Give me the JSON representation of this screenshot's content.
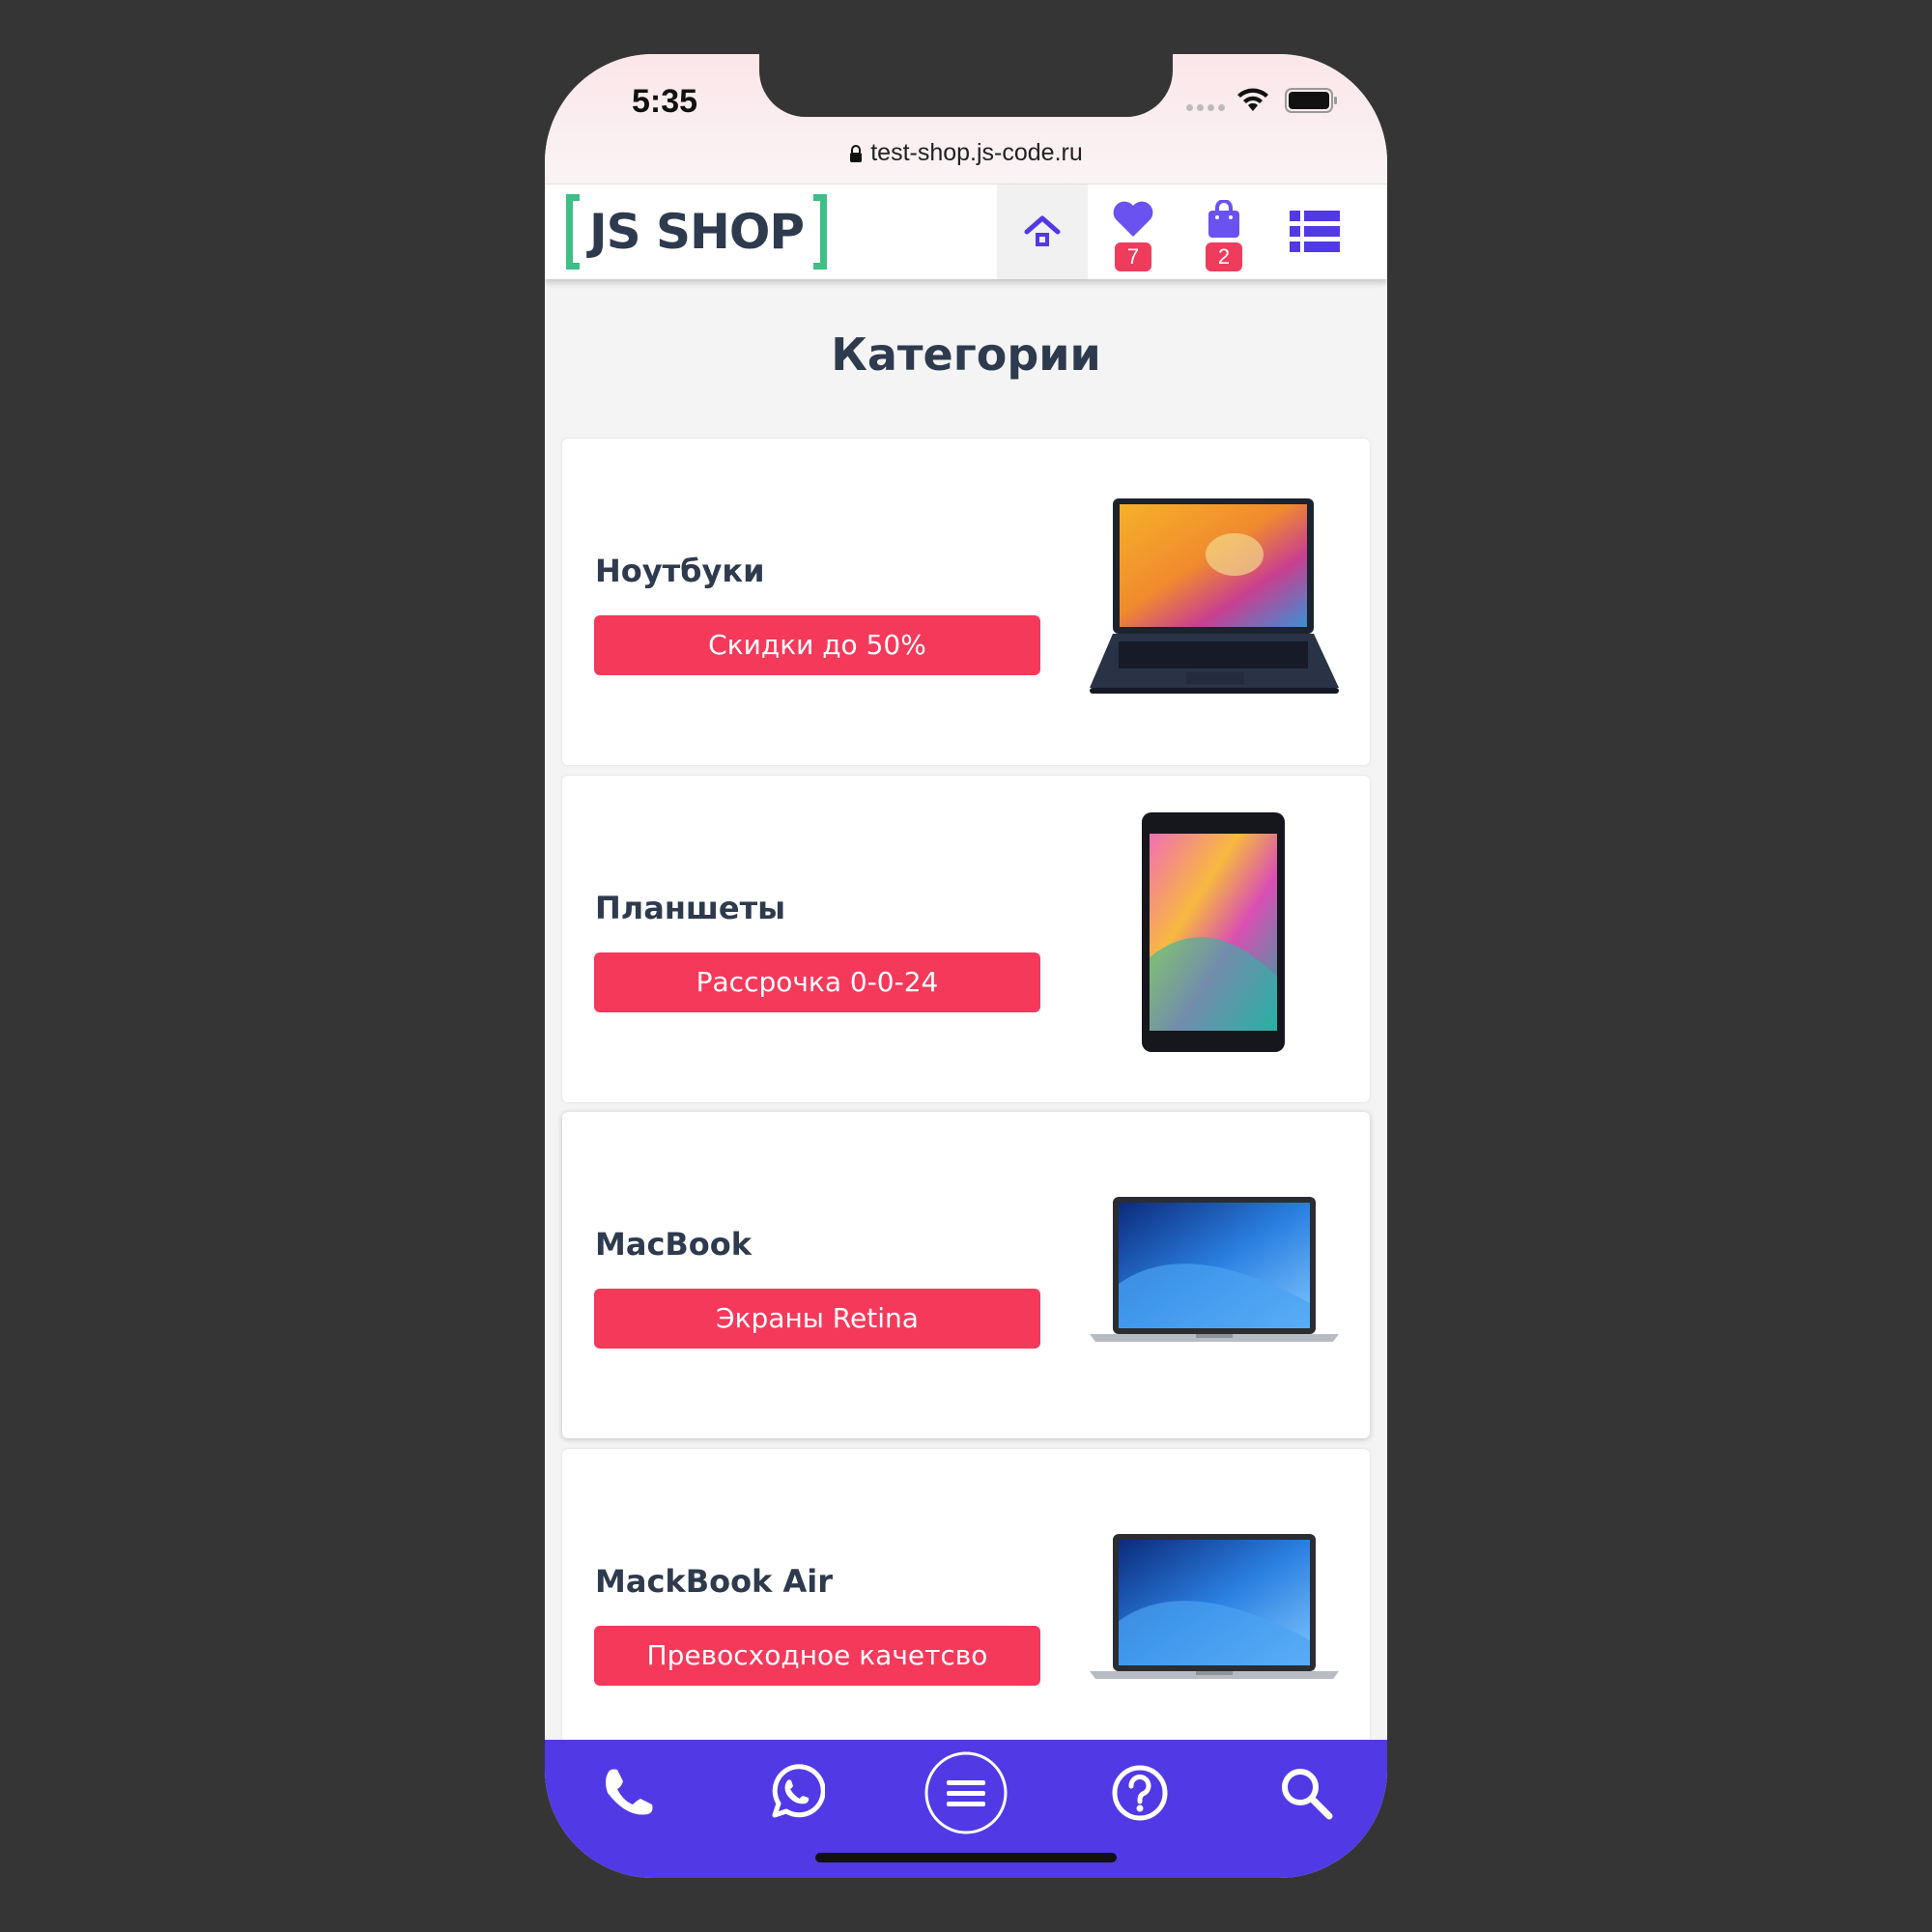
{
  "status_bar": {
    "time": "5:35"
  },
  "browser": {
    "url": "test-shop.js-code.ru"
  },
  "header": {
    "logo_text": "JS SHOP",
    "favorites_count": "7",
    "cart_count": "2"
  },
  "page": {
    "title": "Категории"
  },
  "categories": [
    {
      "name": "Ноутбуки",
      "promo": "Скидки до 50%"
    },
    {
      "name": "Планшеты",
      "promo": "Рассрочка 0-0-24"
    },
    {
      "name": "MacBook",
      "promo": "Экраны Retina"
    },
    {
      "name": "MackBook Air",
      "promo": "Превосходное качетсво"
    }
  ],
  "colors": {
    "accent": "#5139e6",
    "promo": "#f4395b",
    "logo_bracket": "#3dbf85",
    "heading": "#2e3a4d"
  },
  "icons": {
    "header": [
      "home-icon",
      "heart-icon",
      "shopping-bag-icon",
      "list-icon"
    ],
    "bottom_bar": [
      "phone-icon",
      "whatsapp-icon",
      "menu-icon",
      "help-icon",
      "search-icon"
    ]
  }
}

* * *

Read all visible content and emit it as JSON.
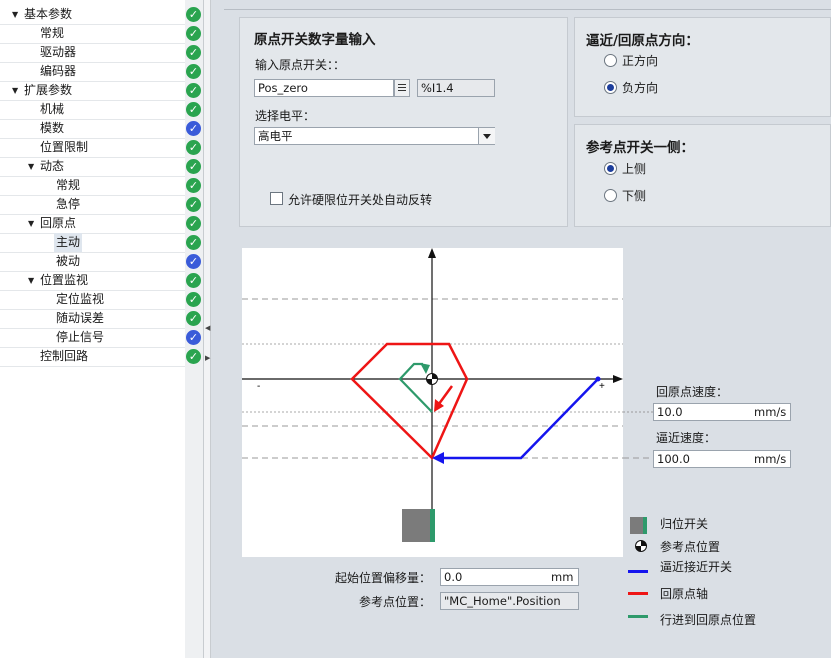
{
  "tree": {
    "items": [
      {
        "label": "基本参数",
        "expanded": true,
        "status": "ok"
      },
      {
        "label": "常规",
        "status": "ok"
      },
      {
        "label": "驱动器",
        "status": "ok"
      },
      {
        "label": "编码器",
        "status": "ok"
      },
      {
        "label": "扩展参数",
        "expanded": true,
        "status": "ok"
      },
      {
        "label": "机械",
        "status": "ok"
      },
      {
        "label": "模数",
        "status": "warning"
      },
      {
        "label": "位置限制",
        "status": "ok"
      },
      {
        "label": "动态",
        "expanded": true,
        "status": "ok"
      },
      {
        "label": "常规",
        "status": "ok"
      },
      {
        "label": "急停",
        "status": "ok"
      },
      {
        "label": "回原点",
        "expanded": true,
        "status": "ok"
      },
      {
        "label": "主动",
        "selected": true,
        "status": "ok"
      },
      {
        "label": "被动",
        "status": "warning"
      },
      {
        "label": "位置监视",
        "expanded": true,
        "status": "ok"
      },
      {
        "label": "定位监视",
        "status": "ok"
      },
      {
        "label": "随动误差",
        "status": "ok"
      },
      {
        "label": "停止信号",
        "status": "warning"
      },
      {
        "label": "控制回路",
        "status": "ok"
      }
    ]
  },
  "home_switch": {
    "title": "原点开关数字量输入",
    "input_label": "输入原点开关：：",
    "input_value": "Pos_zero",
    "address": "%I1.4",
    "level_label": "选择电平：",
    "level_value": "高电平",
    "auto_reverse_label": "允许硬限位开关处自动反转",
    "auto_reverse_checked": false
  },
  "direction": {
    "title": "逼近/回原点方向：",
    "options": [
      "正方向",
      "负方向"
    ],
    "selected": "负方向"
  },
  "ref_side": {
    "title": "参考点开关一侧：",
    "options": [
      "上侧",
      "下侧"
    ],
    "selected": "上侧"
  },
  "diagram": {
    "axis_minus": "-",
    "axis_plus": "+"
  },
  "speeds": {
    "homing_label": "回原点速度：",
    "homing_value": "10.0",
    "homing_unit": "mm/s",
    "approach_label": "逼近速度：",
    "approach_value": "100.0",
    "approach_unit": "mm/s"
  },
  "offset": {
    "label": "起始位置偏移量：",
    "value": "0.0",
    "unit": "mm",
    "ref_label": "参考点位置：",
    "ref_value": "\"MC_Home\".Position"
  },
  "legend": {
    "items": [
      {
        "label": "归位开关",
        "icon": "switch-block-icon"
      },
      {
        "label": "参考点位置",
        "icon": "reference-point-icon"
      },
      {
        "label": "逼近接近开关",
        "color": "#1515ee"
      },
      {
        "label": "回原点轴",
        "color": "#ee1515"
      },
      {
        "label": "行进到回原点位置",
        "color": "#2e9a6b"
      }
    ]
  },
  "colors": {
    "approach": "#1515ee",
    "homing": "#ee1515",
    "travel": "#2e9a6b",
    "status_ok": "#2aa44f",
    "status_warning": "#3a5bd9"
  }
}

**TASK REQUIREMENTS**
Copy every line of the listing containing the string "content".

**RIGHT ANSWER**
Give me the JSON representation of this screenshot's content.
Read all visible content and emit it as JSON.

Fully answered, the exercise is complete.